● ASSIGNMENT
A verbatim reproduction of all the entries is needed.

● ENTRIES SHOWN
◇ ◇ ◇ ◇ ◇ ◇ ◇
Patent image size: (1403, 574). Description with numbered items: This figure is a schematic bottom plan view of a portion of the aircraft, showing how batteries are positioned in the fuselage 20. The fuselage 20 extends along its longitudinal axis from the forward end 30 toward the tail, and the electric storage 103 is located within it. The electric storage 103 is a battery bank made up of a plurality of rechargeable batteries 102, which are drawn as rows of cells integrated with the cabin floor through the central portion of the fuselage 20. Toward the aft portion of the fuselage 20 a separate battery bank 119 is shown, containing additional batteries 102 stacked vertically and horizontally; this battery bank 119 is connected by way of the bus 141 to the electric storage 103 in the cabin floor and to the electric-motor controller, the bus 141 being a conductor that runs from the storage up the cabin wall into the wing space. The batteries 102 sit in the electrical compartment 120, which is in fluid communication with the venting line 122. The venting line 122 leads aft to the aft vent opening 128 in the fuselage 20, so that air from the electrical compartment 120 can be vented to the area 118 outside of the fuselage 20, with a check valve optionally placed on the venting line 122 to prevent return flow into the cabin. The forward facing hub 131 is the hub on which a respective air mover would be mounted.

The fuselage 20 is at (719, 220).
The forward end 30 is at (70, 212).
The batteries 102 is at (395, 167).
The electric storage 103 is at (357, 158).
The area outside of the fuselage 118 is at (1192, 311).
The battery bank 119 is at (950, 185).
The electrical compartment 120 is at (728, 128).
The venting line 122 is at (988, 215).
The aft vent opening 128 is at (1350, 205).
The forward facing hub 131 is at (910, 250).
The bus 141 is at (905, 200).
◇ ◇ ◇ ◇ ◇ ◇ ◇
● TASK OUTPUT
Patent image size: (1403, 574). Description with numbered items: This figure is a schematic bottom plan view of a portion of the aircraft, showing how batteries are positioned in the fuselage 20. The fuselage 20 extends along its longitudinal axis from the forward end 30 toward the tail, and the electric storage 103 is located within it. The electric storage 103 is a battery bank made up of a plurality of rechargeable batteries 102, which are drawn as rows of cells integrated with the cabin floor through the central portion of the fuselage 20. Toward the aft portion of the fuselage 20 a separate battery bank 119 is shown, containing additional batteries 102 stacked vertically and horizontally; this battery bank 119 is connected by way of the bus 141 to the electric storage 103 in the cabin floor and to the electric-motor controller, the bus 141 being a conductor that runs from the storage up the cabin wall into the wing space. The batteries 102 sit in the electrical compartment 120, which is in fluid communication with the venting line 122. The venting line 122 leads aft to the aft vent opening 128 in the fuselage 20, so that air from the electrical compartment 120 can be vented to the area 118 outside of the fuselage 20, with a check valve optionally placed on the venting line 122 to prevent return flow into the cabin. The forward facing hub 131 is the hub on which a respective air mover would be mounted.

The fuselage 20 is at (719, 220).
The forward end 30 is at (70, 212).
The batteries 102 is at (395, 167).
The electric storage 103 is at (357, 158).
The area outside of the fuselage 118 is at (1192, 311).
The battery bank 119 is at (950, 185).
The electrical compartment 120 is at (728, 128).
The venting line 122 is at (988, 215).
The aft vent opening 128 is at (1350, 205).
The forward facing hub 131 is at (910, 250).
The bus 141 is at (905, 200).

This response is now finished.